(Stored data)
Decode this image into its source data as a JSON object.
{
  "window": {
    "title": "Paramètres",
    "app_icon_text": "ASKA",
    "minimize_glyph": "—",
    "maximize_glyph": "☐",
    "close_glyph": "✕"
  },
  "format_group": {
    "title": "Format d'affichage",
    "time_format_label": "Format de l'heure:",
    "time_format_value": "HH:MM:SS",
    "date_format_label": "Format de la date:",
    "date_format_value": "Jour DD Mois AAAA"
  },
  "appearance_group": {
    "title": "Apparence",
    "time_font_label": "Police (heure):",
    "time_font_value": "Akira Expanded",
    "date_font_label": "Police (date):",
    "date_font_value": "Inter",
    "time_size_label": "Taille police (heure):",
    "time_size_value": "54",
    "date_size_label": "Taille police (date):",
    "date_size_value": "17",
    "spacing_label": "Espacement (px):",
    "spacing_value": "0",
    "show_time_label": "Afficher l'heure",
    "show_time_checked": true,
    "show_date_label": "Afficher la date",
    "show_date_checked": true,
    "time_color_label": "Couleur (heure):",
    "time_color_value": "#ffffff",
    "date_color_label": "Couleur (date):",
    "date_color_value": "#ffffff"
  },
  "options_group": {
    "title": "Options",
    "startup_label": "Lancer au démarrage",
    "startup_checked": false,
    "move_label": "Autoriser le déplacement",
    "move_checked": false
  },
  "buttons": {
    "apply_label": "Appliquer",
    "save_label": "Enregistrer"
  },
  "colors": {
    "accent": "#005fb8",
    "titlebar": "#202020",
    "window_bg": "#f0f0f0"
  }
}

- TASK DESCRIPTION
Return every record above exactly as it appears.

- RESULT OF THE TASK
Decode this image into its source data as a JSON object.
{
  "window": {
    "title": "Paramètres",
    "app_icon_text": "ASKA",
    "minimize_glyph": "—",
    "maximize_glyph": "☐",
    "close_glyph": "✕"
  },
  "format_group": {
    "title": "Format d'affichage",
    "time_format_label": "Format de l'heure:",
    "time_format_value": "HH:MM:SS",
    "date_format_label": "Format de la date:",
    "date_format_value": "Jour DD Mois AAAA"
  },
  "appearance_group": {
    "title": "Apparence",
    "time_font_label": "Police (heure):",
    "time_font_value": "Akira Expanded",
    "date_font_label": "Police (date):",
    "date_font_value": "Inter",
    "time_size_label": "Taille police (heure):",
    "time_size_value": "54",
    "date_size_label": "Taille police (date):",
    "date_size_value": "17",
    "spacing_label": "Espacement (px):",
    "spacing_value": "0",
    "show_time_label": "Afficher l'heure",
    "show_time_checked": true,
    "show_date_label": "Afficher la date",
    "show_date_checked": true,
    "time_color_label": "Couleur (heure):",
    "time_color_value": "#ffffff",
    "date_color_label": "Couleur (date):",
    "date_color_value": "#ffffff"
  },
  "options_group": {
    "title": "Options",
    "startup_label": "Lancer au démarrage",
    "startup_checked": false,
    "move_label": "Autoriser le déplacement",
    "move_checked": false
  },
  "buttons": {
    "apply_label": "Appliquer",
    "save_label": "Enregistrer"
  },
  "colors": {
    "accent": "#005fb8",
    "titlebar": "#202020",
    "window_bg": "#f0f0f0"
  }
}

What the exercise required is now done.